• **Exercise brief**:
Leave out the pictures and copy every record exactly.
BEGIN
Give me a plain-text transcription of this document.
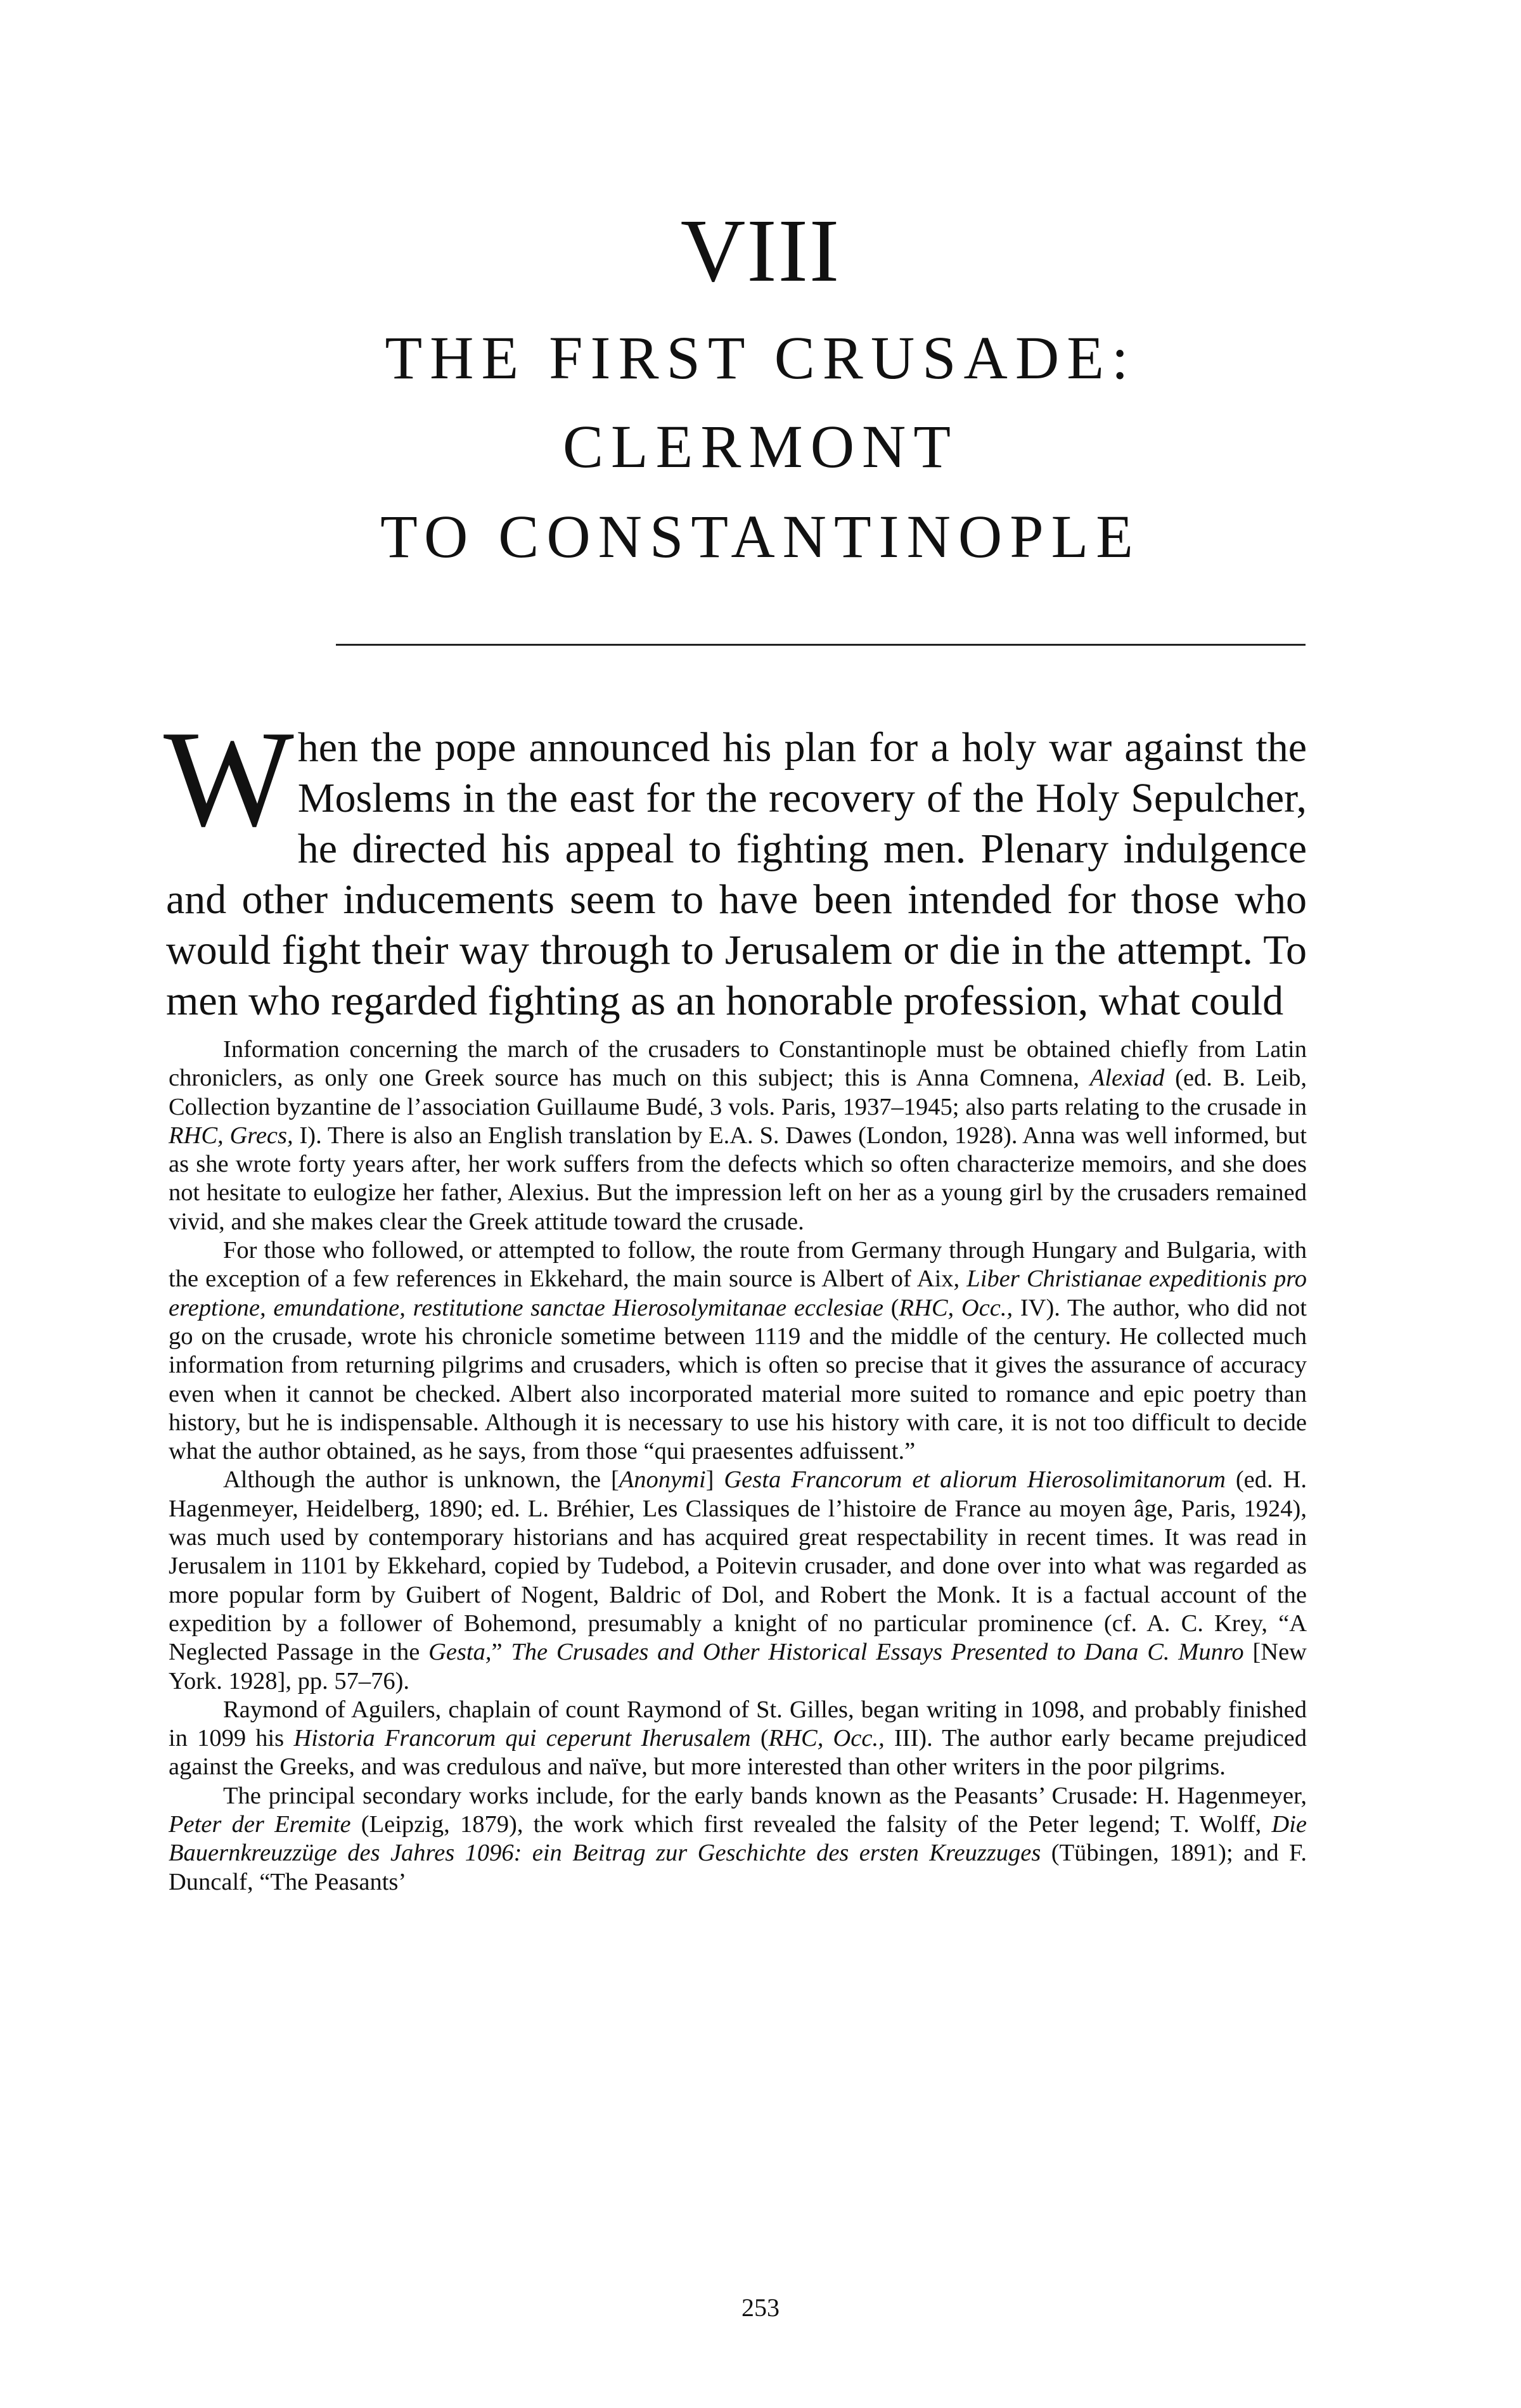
VIII
THE FIRST CRUSADE:
CLERMONT
TO CONSTANTINOPLE

When the pope announced his plan for a holy war against the Moslems in the east for the recovery of the Holy Sepulcher, he directed his appeal to fighting men. Plenary indulgence and other inducements seem to have been intended for those who would fight their way through to Jerusalem or die in the attempt. To men who regarded fighting as an honorable profession, what could

Information concerning the march of the crusaders to Constantinople must be obtained chiefly from Latin chroniclers, as only one Greek source has much on this subject; this is Anna Comnena, Alexiad (ed. B. Leib, Collection byzantine de l’association Guillaume Budé, 3 vols. Paris, 1937–1945; also parts relating to the crusade in RHC, Grecs, I). There is also an English translation by E.A. S. Dawes (London, 1928). Anna was well informed, but as she wrote forty years after, her work suffers from the defects which so often characterize memoirs, and she does not hesitate to eulogize her father, Alexius. But the impression left on her as a young girl by the crusaders remained vivid, and she makes clear the Greek attitude toward the crusade.

For those who followed, or attempted to follow, the route from Germany through Hungary and Bulgaria, with the exception of a few references in Ekkehard, the main source is Albert of Aix, Liber Christianae expeditionis pro ereptione, emundatione, restitutione sanctae Hierosolymitanae ecclesiae (RHC, Occ., IV). The author, who did not go on the crusade, wrote his chronicle sometime between 1119 and the middle of the century. He collected much information from returning pilgrims and crusaders, which is often so precise that it gives the assurance of accuracy even when it cannot be checked. Albert also incorporated material more suited to romance and epic poetry than history, but he is indispensable. Although it is necessary to use his history with care, it is not too difficult to decide what the author obtained, as he says, from those “qui praesentes adfuissent.”

Although the author is unknown, the [Anonymi] Gesta Francorum et aliorum Hierosolimitanorum (ed. H. Hagenmeyer, Heidelberg, 1890; ed. L. Bréhier, Les Classiques de l’histoire de France au moyen âge, Paris, 1924), was much used by contemporary historians and has acquired great respectability in recent times. It was read in Jerusalem in 1101 by Ekkehard, copied by Tudebod, a Poitevin crusader, and done over into what was regarded as more popular form by Guibert of Nogent, Baldric of Dol, and Robert the Monk. It is a factual account of the expedition by a follower of Bohemond, presumably a knight of no particular prominence (cf. A. C. Krey, “A Neglected Passage in the Gesta,” The Crusades and Other Historical Essays Presented to Dana C. Munro [New York. 1928], pp. 57–76).

Raymond of Aguilers, chaplain of count Raymond of St. Gilles, began writing in 1098, and probably finished in 1099 his Historia Francorum qui ceperunt Iherusalem (RHC, Occ., III). The author early became prejudiced against the Greeks, and was credulous and naïve, but more interested than other writers in the poor pilgrims.

The principal secondary works include, for the early bands known as the Peasants’ Crusade: H. Hagenmeyer, Peter der Eremite (Leipzig, 1879), the work which first revealed the falsity of the Peter legend; T. Wolff, Die Bauernkreuzzüge des Jahres 1096: ein Beitrag zur Geschichte des ersten Kreuzzuges (Tübingen, 1891); and F. Duncalf, “The Peasants’

253
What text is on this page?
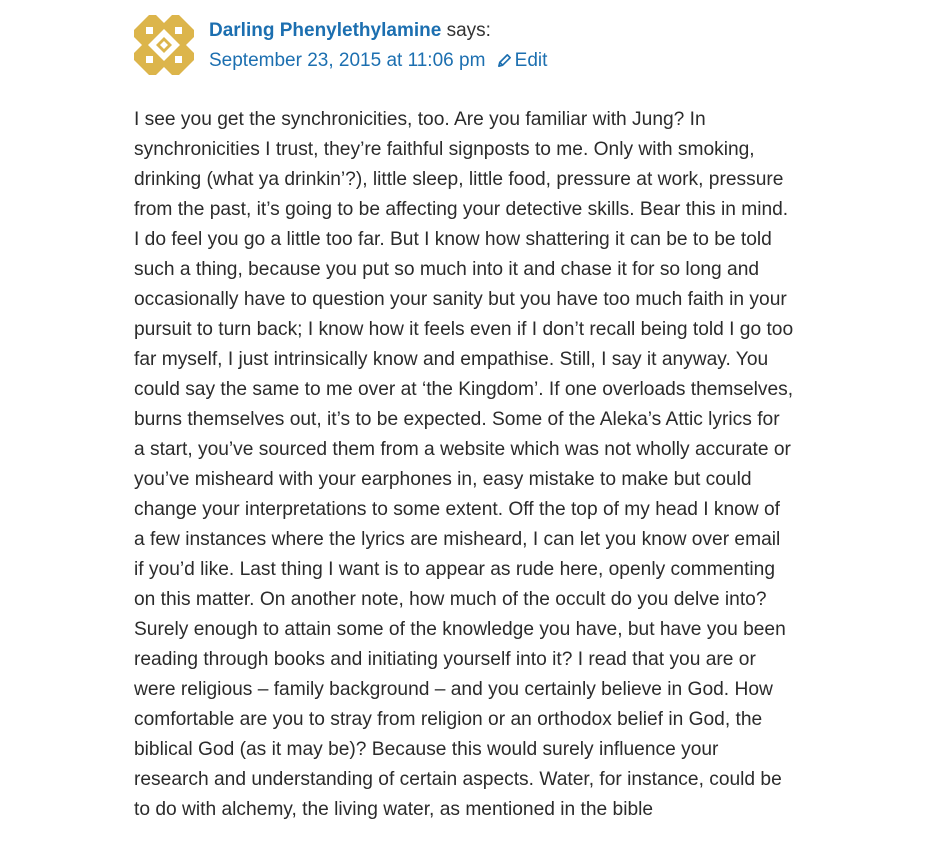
Darling Phenylethylamine says:
September 23, 2015 at 11:06 pm Edit

I see you get the synchronicities, too. Are you familiar with Jung? In synchronicities I trust, they’re faithful signposts to me. Only with smoking, drinking (what ya drinkin’?), little sleep, little food, pressure at work, pressure from the past, it’s going to be affecting your detective skills. Bear this in mind. I do feel you go a little too far. But I know how shattering it can be to be told such a thing, because you put so much into it and chase it for so long and occasionally have to question your sanity but you have too much faith in your pursuit to turn back; I know how it feels even if I don’t recall being told I go too far myself, I just intrinsically know and empathise. Still, I say it anyway. You could say the same to me over at ‘the Kingdom’. If one overloads themselves, burns themselves out, it’s to be expected. Some of the Aleka’s Attic lyrics for a start, you’ve sourced them from a website which was not wholly accurate or you’ve misheard with your earphones in, easy mistake to make but could change your interpretations to some extent. Off the top of my head I know of a few instances where the lyrics are misheard, I can let you know over email if you’d like. Last thing I want is to appear as rude here, openly commenting on this matter. On another note, how much of the occult do you delve into? Surely enough to attain some of the knowledge you have, but have you been reading through books and initiating yourself into it? I read that you are or were religious – family background – and you certainly believe in God. How comfortable are you to stray from religion or an orthodox belief in God, the biblical God (as it may be)? Because this would surely influence your research and understanding of certain aspects. Water, for instance, could be to do with alchemy, the living water, as mentioned in the bible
END
• **The result**:
Give me a plain-text transcription of this document.
VIII
THE FIRST CRUSADE:
CLERMONT
TO CONSTANTINOPLE

When the pope announced his plan for a holy war against the Moslems in the east for the recovery of the Holy Sepulcher, he directed his appeal to fighting men. Plenary indulgence and other inducements seem to have been intended for those who would fight their way through to Jerusalem or die in the attempt. To men who regarded fighting as an honorable profession, what could

Information concerning the march of the crusaders to Constantinople must be obtained chiefly from Latin chroniclers, as only one Greek source has much on this subject; this is Anna Comnena, Alexiad (ed. B. Leib, Collection byzantine de l’association Guillaume Budé, 3 vols. Paris, 1937–1945; also parts relating to the crusade in RHC, Grecs, I). There is also an English translation by E.A. S. Dawes (London, 1928). Anna was well informed, but as she wrote forty years after, her work suffers from the defects which so often characterize memoirs, and she does not hesitate to eulogize her father, Alexius. But the impression left on her as a young girl by the crusaders remained vivid, and she makes clear the Greek attitude toward the crusade.

For those who followed, or attempted to follow, the route from Germany through Hungary and Bulgaria, with the exception of a few references in Ekkehard, the main source is Albert of Aix, Liber Christianae expeditionis pro ereptione, emundatione, restitutione sanctae Hierosolymitanae ecclesiae (RHC, Occ., IV). The author, who did not go on the crusade, wrote his chronicle sometime between 1119 and the middle of the century. He collected much information from returning pilgrims and crusaders, which is often so precise that it gives the assurance of accuracy even when it cannot be checked. Albert also incorporated material more suited to romance and epic poetry than history, but he is indispensable. Although it is necessary to use his history with care, it is not too difficult to decide what the author obtained, as he says, from those “qui praesentes adfuissent.”

Although the author is unknown, the [Anonymi] Gesta Francorum et aliorum Hierosolimitanorum (ed. H. Hagenmeyer, Heidelberg, 1890; ed. L. Bréhier, Les Classiques de l’histoire de France au moyen âge, Paris, 1924), was much used by contemporary historians and has acquired great respectability in recent times. It was read in Jerusalem in 1101 by Ekkehard, copied by Tudebod, a Poitevin crusader, and done over into what was regarded as more popular form by Guibert of Nogent, Baldric of Dol, and Robert the Monk. It is a factual account of the expedition by a follower of Bohemond, presumably a knight of no particular prominence (cf. A. C. Krey, “A Neglected Passage in the Gesta,” The Crusades and Other Historical Essays Presented to Dana C. Munro [New York. 1928], pp. 57–76).

Raymond of Aguilers, chaplain of count Raymond of St. Gilles, began writing in 1098, and probably finished in 1099 his Historia Francorum qui ceperunt Iherusalem (RHC, Occ., III). The author early became prejudiced against the Greeks, and was credulous and naïve, but more interested than other writers in the poor pilgrims.

The principal secondary works include, for the early bands known as the Peasants’ Crusade: H. Hagenmeyer, Peter der Eremite (Leipzig, 1879), the work which first revealed the falsity of the Peter legend; T. Wolff, Die Bauernkreuzzüge des Jahres 1096: ein Beitrag zur Geschichte des ersten Kreuzzuges (Tübingen, 1891); and F. Duncalf, “The Peasants’

253
What text is on this page?
Darling Phenylethylamine says:
September 23, 2015 at 11:06 pm Edit

I see you get the synchronicities, too. Are you familiar with Jung? In synchronicities I trust, they’re faithful signposts to me. Only with smoking, drinking (what ya drinkin’?), little sleep, little food, pressure at work, pressure from the past, it’s going to be affecting your detective skills. Bear this in mind. I do feel you go a little too far. But I know how shattering it can be to be told such a thing, because you put so much into it and chase it for so long and occasionally have to question your sanity but you have too much faith in your pursuit to turn back; I know how it feels even if I don’t recall being told I go too far myself, I just intrinsically know and empathise. Still, I say it anyway. You could say the same to me over at ‘the Kingdom’. If one overloads themselves, burns themselves out, it’s to be expected. Some of the Aleka’s Attic lyrics for a start, you’ve sourced them from a website which was not wholly accurate or you’ve misheard with your earphones in, easy mistake to make but could change your interpretations to some extent. Off the top of my head I know of a few instances where the lyrics are misheard, I can let you know over email if you’d like. Last thing I want is to appear as rude here, openly commenting on this matter. On another note, how much of the occult do you delve into? Surely enough to attain some of the knowledge you have, but have you been reading through books and initiating yourself into it? I read that you are or were religious – family background – and you certainly believe in God. How comfortable are you to stray from religion or an orthodox belief in God, the biblical God (as it may be)? Because this would surely influence your research and understanding of certain aspects. Water, for instance, could be to do with alchemy, the living water, as mentioned in the bible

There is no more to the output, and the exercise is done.